Data items:
+-------+

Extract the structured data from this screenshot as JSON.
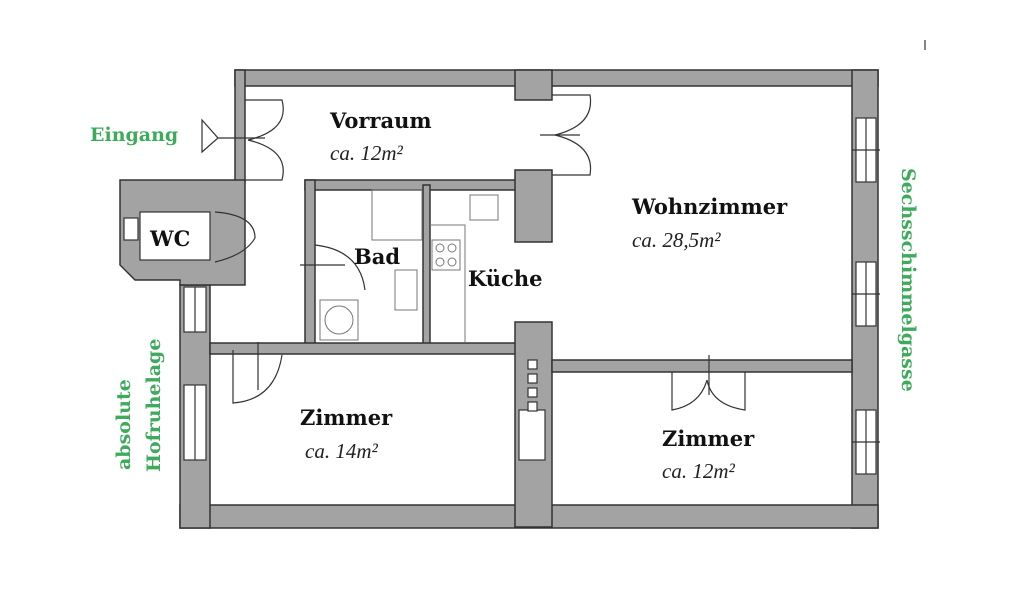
{
  "rooms": {
    "vorraum": {
      "name": "Vorraum",
      "area": "ca. 12m²"
    },
    "wc": {
      "name": "WC"
    },
    "bad": {
      "name": "Bad"
    },
    "kueche": {
      "name": "Küche"
    },
    "wohnzimmer": {
      "name": "Wohnzimmer",
      "area": "ca. 28,5m²"
    },
    "zimmer_left": {
      "name": "Zimmer",
      "area": "ca. 14m²"
    },
    "zimmer_right": {
      "name": "Zimmer",
      "area": "ca. 12m²"
    }
  },
  "labels": {
    "entrance": "Eingang",
    "street": "Sechsschimmelgasse",
    "courtyard_line1": "absolute",
    "courtyard_line2": "Hofruhelage"
  },
  "colors": {
    "wall": "#a3a3a3",
    "label_green": "#3daa5c"
  }
}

+-------+

• [WHAT THE TASK ASKS]
Quote in full the listing given above; the images are to be left out.

• [SOLUTION TO THIS EXERCISE]
Extract the structured data from this screenshot as JSON.
{
  "rooms": {
    "vorraum": {
      "name": "Vorraum",
      "area": "ca. 12m²"
    },
    "wc": {
      "name": "WC"
    },
    "bad": {
      "name": "Bad"
    },
    "kueche": {
      "name": "Küche"
    },
    "wohnzimmer": {
      "name": "Wohnzimmer",
      "area": "ca. 28,5m²"
    },
    "zimmer_left": {
      "name": "Zimmer",
      "area": "ca. 14m²"
    },
    "zimmer_right": {
      "name": "Zimmer",
      "area": "ca. 12m²"
    }
  },
  "labels": {
    "entrance": "Eingang",
    "street": "Sechsschimmelgasse",
    "courtyard_line1": "absolute",
    "courtyard_line2": "Hofruhelage"
  },
  "colors": {
    "wall": "#a3a3a3",
    "label_green": "#3daa5c"
  }
}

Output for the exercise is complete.